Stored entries
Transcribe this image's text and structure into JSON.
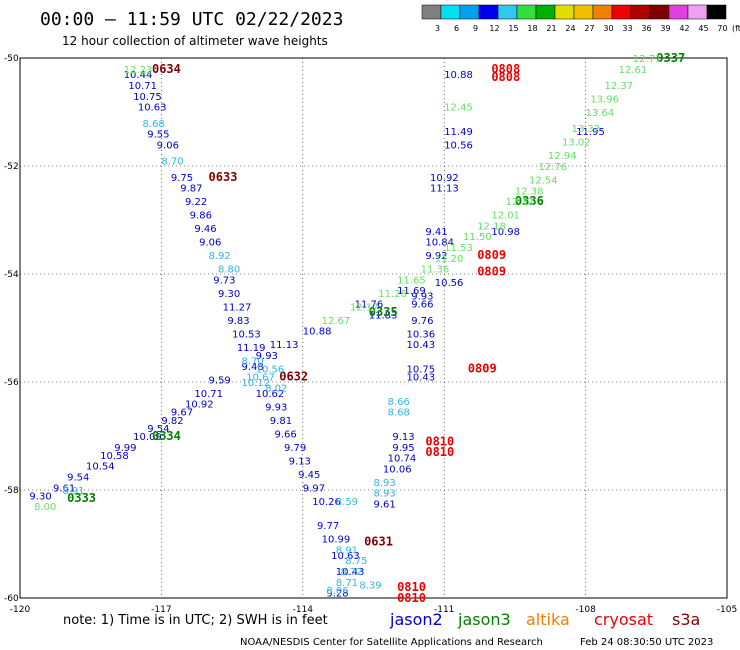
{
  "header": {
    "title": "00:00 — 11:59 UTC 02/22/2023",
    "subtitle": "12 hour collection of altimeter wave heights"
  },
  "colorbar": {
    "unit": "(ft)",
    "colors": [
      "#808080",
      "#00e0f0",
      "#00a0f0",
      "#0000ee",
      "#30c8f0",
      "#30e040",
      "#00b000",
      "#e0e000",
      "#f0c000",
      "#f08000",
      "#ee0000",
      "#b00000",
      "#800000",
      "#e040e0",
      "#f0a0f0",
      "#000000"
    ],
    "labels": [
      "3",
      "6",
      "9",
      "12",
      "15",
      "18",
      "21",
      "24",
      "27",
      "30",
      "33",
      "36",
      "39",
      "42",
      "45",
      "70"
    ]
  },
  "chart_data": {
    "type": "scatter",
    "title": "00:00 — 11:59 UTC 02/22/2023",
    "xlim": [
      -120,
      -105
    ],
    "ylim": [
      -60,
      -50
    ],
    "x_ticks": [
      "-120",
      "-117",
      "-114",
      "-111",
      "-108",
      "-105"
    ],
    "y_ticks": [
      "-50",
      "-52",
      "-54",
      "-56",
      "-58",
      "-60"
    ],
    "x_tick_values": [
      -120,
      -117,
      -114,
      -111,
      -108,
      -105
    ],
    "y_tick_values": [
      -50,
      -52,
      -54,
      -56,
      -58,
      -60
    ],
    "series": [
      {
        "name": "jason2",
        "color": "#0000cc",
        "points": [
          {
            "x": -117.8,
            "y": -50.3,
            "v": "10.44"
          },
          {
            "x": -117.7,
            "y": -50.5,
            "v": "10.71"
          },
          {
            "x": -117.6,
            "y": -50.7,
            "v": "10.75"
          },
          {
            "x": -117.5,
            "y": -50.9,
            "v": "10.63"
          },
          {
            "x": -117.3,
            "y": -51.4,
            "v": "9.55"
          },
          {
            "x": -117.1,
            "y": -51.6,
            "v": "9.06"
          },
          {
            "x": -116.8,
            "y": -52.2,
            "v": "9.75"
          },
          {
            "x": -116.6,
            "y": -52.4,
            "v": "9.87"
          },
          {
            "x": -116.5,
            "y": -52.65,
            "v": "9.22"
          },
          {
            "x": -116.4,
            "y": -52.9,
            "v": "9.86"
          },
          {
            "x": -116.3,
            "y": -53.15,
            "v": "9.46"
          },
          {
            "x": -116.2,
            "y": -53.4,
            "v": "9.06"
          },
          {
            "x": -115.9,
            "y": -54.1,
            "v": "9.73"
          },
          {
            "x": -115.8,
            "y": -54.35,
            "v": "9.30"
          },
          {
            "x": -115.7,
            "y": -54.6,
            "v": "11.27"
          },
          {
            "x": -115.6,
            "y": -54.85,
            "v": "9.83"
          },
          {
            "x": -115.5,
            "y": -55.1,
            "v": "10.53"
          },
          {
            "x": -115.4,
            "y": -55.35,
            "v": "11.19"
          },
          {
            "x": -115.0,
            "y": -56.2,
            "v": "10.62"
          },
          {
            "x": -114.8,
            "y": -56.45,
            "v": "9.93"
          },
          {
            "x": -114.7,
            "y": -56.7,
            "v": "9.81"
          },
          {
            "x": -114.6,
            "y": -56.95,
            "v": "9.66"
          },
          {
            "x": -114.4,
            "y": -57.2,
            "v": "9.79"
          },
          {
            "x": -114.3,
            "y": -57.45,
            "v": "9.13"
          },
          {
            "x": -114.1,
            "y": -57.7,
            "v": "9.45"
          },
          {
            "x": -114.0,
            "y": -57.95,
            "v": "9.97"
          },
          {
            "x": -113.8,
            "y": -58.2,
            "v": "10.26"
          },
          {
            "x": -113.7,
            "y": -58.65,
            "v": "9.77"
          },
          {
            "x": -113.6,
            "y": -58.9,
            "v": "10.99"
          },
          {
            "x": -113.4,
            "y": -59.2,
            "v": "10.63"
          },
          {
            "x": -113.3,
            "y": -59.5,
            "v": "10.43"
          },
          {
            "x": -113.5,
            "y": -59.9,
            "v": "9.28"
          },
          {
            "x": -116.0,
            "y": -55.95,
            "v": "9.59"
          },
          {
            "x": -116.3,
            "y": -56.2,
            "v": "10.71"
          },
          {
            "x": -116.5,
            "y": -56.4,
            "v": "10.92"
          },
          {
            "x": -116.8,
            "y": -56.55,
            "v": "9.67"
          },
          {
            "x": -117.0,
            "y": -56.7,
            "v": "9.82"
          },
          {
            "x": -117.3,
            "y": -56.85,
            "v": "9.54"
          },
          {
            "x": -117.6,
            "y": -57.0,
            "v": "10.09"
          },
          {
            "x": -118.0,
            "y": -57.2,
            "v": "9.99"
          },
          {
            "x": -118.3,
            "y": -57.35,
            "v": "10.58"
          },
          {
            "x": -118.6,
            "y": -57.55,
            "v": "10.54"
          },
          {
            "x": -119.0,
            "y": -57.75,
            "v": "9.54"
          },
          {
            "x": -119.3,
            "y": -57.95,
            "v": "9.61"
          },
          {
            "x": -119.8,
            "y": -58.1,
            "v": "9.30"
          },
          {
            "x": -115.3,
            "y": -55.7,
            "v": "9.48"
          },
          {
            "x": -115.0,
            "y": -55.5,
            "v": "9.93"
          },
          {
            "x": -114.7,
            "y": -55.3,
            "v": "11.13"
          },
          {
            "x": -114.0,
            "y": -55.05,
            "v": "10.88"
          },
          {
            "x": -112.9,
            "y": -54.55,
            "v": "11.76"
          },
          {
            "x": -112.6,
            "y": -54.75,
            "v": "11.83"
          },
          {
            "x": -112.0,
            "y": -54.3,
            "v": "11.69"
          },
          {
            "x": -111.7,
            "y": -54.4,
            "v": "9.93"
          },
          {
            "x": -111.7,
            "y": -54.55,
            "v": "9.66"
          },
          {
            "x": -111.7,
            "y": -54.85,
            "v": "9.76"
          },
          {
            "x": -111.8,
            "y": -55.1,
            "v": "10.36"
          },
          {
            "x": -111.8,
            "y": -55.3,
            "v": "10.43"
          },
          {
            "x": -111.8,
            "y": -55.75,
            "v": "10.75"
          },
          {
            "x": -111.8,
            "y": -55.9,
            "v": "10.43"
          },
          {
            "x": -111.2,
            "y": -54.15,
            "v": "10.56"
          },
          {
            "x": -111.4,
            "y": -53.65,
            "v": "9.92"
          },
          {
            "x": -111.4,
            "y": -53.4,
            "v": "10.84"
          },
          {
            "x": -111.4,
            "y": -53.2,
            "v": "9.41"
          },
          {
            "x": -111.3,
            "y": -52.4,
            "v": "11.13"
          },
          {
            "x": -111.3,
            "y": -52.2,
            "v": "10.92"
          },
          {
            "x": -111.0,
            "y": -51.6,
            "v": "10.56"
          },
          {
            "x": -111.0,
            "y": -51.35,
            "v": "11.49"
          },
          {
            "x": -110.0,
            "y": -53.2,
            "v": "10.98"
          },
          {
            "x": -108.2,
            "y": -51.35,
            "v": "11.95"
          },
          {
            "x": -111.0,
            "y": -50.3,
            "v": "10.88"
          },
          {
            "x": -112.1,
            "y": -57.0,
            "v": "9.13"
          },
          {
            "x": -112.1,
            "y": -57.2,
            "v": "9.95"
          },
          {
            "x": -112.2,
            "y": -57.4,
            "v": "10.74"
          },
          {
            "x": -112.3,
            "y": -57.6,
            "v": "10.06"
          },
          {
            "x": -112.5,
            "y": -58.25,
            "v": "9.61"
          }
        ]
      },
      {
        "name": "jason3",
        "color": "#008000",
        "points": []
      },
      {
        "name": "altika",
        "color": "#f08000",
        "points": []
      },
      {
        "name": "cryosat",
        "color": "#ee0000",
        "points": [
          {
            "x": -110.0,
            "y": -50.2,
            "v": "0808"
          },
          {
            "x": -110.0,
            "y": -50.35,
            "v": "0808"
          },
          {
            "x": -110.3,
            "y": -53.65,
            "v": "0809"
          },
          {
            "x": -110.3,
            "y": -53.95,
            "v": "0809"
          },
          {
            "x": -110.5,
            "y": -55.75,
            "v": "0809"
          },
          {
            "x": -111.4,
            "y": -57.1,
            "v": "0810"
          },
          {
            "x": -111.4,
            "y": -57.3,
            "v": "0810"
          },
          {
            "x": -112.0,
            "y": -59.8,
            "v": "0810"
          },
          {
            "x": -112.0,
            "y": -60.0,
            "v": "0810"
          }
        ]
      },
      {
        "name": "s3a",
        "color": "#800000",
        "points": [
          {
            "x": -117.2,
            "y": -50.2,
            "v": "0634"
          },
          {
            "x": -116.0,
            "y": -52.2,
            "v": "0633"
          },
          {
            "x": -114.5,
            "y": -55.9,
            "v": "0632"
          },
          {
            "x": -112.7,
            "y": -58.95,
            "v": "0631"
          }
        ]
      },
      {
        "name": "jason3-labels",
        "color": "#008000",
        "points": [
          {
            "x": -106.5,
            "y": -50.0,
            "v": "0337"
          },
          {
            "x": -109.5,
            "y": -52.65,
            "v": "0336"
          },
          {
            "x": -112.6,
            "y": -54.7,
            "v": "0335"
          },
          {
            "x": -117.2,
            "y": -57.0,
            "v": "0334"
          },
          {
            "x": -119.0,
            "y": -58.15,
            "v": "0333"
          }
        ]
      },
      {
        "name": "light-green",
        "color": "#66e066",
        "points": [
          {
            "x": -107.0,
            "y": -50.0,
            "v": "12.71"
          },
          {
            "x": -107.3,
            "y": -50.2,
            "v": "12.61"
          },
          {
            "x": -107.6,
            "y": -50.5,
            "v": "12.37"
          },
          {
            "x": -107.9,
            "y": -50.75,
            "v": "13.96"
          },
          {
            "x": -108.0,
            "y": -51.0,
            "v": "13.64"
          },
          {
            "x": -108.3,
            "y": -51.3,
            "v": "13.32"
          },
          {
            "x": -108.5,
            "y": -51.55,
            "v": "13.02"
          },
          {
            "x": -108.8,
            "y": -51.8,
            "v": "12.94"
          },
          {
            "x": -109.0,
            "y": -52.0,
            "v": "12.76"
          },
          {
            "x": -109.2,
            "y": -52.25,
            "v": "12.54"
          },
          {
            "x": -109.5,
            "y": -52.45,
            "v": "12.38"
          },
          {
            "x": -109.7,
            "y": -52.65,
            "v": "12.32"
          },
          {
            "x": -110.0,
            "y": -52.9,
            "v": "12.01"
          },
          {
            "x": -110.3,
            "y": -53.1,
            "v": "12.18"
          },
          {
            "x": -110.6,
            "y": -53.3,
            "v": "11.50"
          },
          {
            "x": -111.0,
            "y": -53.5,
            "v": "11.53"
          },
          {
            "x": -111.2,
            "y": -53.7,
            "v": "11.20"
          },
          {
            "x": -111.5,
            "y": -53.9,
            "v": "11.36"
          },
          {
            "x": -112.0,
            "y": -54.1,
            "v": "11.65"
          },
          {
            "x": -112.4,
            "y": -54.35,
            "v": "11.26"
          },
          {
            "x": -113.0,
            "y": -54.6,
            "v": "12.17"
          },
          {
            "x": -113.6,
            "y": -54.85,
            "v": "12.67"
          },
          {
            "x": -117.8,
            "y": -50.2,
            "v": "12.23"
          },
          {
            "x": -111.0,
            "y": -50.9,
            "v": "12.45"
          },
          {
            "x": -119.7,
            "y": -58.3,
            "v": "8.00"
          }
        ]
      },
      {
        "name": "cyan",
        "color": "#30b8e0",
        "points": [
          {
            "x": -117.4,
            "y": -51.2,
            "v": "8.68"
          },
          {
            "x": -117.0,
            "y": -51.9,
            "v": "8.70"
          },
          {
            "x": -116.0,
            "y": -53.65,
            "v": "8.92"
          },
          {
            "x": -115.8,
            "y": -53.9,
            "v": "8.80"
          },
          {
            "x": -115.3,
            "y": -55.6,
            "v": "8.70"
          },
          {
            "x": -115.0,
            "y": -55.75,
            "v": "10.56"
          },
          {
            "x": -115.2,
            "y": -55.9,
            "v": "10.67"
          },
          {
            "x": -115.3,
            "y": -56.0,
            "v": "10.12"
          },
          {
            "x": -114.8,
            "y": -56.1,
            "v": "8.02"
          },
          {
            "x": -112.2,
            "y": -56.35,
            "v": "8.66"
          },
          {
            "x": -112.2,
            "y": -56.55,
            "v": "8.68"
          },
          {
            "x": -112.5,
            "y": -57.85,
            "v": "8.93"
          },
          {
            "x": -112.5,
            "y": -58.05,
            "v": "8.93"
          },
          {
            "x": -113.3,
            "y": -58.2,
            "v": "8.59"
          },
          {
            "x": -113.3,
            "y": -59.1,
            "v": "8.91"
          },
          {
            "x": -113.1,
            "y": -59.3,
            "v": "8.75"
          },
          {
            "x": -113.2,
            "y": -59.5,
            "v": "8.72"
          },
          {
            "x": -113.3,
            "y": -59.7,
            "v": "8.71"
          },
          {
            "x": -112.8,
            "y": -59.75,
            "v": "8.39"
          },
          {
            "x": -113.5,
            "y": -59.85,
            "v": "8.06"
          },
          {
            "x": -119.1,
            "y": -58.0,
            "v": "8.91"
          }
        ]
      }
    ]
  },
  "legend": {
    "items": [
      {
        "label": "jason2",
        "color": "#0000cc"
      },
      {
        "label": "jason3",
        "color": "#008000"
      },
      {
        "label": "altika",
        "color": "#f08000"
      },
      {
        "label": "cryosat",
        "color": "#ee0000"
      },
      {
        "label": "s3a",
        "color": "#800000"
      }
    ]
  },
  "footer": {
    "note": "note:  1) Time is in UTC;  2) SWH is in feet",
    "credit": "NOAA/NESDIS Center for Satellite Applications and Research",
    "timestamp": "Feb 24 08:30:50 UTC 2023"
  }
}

### SHORT TASK
Search the records for the word "name" and copy every line where it occurs.

### ANSWER
        "name": "jason2",
        "name": "jason3",
        "name": "altika",
        "name": "cryosat",
        "name": "s3a",
        "name": "jason3-labels",
        "name": "light-green",
        "name": "cyan",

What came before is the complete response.